## What needs to be done
Using the records below, give the number of lines where the word "Over" appears, with no further output.

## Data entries
■ ■ ■ ■ ■ ■ ■

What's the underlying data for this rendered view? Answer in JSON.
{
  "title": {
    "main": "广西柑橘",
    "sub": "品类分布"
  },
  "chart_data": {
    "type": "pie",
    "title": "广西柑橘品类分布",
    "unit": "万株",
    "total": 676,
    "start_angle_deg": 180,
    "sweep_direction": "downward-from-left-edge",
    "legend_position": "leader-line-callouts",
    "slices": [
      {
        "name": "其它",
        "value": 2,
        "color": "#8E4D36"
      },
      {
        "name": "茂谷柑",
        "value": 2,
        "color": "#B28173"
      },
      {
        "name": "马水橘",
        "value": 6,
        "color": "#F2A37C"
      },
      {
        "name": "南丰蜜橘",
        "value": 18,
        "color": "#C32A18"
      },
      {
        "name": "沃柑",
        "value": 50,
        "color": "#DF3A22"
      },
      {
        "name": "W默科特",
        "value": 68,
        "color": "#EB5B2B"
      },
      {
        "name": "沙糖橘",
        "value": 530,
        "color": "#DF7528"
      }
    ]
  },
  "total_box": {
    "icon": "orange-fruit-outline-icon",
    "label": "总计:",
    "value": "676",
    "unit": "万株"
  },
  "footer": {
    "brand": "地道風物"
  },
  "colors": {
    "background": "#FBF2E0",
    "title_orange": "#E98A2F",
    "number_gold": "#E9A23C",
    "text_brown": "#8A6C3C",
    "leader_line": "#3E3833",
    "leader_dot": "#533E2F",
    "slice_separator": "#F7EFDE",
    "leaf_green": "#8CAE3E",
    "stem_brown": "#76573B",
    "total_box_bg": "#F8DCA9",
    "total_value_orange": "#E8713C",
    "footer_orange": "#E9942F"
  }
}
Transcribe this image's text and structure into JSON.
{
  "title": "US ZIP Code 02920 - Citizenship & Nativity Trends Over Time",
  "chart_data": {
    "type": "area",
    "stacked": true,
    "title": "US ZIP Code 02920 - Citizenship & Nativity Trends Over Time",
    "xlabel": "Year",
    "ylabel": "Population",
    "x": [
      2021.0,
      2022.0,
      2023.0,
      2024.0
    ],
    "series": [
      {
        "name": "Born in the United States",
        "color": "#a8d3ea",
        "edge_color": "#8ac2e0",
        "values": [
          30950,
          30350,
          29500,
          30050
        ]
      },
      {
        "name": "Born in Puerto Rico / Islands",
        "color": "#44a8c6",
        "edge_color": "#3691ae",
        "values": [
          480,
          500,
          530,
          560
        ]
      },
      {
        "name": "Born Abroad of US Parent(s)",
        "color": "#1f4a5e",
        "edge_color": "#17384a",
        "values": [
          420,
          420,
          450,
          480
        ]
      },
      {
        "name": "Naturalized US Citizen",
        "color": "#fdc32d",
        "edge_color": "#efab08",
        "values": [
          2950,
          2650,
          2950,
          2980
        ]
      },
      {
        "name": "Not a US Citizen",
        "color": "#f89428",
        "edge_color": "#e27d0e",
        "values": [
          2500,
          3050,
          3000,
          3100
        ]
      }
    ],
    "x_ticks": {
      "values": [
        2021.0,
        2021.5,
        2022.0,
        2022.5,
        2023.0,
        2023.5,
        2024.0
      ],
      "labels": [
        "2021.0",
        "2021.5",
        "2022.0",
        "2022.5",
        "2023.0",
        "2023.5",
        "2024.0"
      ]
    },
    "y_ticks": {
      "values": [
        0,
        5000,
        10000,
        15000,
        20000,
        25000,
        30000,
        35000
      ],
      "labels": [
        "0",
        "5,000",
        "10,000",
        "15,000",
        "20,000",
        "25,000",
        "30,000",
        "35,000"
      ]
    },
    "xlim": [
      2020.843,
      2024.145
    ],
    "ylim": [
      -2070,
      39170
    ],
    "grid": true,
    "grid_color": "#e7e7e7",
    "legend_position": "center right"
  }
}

■ ■ ■ ■ ■ ■ ■

## Solution
2